### Stored rows
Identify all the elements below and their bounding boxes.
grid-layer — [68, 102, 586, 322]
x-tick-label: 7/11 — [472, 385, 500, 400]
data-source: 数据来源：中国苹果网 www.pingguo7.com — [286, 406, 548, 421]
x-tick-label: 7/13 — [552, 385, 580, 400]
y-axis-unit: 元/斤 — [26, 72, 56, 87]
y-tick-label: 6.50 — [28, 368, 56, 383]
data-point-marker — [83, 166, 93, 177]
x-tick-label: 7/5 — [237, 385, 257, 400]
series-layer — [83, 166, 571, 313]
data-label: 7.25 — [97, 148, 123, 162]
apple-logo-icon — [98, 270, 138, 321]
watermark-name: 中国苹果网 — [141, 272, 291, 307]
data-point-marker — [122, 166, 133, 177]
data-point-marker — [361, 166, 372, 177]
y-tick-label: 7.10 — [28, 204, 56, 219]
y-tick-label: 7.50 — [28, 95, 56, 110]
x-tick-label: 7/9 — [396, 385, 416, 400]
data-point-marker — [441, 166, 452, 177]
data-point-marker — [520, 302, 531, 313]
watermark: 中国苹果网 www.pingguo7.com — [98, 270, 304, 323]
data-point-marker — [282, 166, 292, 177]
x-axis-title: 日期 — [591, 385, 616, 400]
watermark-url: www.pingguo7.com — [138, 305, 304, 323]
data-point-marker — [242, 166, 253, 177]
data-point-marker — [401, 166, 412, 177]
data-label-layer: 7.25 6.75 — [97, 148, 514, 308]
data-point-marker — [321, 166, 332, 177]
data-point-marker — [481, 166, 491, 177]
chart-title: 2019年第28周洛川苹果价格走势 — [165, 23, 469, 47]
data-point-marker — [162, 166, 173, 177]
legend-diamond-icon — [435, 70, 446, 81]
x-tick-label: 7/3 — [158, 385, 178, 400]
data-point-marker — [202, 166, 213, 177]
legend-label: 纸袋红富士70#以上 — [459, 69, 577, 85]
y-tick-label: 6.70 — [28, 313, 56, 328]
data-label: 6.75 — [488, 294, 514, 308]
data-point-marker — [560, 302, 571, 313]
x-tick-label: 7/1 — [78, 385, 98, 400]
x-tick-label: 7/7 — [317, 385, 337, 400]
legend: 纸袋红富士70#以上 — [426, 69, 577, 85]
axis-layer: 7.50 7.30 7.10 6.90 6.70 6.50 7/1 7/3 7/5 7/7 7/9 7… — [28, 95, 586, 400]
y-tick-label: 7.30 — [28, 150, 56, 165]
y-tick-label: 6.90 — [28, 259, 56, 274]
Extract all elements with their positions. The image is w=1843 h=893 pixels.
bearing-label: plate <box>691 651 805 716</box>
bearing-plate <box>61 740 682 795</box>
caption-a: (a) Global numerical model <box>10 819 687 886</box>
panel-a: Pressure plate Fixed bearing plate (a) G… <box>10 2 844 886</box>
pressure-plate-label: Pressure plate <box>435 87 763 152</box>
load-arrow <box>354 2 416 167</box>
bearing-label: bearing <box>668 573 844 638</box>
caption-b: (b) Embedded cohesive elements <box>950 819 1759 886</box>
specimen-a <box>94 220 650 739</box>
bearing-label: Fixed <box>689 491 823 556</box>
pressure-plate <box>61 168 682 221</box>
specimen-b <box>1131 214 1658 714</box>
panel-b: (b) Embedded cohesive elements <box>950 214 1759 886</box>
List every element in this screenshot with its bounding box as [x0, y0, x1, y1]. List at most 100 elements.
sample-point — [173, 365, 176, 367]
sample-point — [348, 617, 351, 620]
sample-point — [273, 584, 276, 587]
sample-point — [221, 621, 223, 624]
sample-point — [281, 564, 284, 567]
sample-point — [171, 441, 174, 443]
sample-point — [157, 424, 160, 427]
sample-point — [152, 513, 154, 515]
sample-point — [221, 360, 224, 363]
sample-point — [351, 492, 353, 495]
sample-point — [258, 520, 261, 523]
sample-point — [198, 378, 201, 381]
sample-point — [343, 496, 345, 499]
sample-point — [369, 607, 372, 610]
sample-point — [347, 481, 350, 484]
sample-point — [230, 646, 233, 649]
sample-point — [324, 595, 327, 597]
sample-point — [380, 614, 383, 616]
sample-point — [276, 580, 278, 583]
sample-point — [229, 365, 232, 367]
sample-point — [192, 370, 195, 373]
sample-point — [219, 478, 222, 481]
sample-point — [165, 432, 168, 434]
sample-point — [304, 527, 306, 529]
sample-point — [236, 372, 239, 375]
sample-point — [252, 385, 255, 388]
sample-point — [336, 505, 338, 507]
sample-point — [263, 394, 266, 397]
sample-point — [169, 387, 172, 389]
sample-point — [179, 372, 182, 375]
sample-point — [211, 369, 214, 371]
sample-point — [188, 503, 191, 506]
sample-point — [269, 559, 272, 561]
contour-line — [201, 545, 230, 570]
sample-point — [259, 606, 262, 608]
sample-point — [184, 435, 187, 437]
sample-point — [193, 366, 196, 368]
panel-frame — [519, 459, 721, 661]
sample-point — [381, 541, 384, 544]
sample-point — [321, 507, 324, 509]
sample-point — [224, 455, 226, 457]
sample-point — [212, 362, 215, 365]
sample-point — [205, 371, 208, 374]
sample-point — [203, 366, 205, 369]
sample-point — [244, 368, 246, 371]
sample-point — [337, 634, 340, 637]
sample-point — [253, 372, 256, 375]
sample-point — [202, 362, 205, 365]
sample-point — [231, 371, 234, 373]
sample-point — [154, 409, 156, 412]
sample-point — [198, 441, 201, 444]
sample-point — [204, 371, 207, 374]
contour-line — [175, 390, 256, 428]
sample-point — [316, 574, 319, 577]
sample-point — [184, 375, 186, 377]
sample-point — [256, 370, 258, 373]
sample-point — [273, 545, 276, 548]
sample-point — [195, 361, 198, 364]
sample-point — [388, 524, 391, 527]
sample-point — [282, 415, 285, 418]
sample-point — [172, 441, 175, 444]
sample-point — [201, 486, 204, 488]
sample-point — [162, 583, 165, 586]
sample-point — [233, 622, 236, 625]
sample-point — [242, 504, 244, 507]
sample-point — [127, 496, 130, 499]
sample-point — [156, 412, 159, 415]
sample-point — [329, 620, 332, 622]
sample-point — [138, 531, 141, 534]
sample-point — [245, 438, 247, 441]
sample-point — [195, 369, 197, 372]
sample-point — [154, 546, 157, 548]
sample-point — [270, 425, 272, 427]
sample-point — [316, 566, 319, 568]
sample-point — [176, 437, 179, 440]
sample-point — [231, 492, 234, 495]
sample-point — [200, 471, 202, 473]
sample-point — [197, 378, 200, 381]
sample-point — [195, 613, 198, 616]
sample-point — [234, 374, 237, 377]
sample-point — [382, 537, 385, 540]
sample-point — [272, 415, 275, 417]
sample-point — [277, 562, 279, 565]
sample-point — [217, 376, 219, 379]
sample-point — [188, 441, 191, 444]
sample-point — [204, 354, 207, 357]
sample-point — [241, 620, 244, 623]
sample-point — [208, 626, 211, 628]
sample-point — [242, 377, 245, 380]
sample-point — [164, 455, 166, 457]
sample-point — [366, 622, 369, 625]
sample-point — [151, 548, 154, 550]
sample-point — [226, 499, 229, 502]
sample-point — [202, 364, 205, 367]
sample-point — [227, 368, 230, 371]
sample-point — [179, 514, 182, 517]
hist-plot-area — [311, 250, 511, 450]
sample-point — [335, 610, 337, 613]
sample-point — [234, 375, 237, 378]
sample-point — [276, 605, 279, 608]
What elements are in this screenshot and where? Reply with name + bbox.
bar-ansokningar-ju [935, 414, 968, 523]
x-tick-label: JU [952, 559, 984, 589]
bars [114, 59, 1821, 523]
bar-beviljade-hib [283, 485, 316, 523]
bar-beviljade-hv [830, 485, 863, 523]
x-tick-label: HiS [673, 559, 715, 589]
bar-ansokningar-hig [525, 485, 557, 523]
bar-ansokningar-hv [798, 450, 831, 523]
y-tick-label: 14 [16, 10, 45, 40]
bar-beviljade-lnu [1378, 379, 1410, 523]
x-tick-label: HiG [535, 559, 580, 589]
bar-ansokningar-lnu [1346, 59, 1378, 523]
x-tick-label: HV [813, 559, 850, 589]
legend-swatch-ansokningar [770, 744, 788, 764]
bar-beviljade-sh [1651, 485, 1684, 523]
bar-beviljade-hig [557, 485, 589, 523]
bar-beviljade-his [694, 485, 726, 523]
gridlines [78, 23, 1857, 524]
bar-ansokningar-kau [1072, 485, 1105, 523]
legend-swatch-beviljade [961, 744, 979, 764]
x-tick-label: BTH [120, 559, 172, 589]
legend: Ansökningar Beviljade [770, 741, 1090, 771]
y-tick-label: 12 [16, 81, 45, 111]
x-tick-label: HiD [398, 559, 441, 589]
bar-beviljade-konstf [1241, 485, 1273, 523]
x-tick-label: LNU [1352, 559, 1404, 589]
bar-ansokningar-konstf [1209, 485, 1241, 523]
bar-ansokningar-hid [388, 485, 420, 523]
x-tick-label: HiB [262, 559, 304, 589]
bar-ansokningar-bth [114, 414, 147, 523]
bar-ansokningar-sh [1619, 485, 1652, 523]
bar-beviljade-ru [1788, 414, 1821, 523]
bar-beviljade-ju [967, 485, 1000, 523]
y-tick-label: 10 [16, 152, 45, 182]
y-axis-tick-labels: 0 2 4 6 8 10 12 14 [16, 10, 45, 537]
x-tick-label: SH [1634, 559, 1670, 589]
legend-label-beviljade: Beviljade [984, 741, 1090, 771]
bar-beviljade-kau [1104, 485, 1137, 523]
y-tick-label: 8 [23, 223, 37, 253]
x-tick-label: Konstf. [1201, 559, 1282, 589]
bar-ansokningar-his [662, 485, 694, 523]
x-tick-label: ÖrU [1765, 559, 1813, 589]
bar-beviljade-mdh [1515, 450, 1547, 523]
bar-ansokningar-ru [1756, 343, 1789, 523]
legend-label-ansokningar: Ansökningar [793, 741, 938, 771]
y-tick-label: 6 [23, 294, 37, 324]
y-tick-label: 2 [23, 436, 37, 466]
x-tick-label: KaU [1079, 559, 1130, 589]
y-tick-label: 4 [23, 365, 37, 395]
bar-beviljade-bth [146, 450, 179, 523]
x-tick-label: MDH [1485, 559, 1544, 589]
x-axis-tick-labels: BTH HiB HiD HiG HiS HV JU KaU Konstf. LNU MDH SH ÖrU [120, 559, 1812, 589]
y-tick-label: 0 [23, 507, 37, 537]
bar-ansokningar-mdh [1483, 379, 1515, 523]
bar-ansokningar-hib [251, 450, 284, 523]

### Task description
Please repeat the material from its start up to and including the line with "y-tick-label: 6.50 — [28, 368, 56, 383]", swapping "x-tick-label" for "x-axis-tick" and keeping everything else the same.

### Result
Identify all the elements below and their bounding boxes.
grid-layer — [68, 102, 586, 322]
x-axis-tick: 7/11 — [472, 385, 500, 400]
data-source: 数据来源：中国苹果网 www.pingguo7.com — [286, 406, 548, 421]
x-axis-tick: 7/13 — [552, 385, 580, 400]
y-axis-unit: 元/斤 — [26, 72, 56, 87]
y-tick-label: 6.50 — [28, 368, 56, 383]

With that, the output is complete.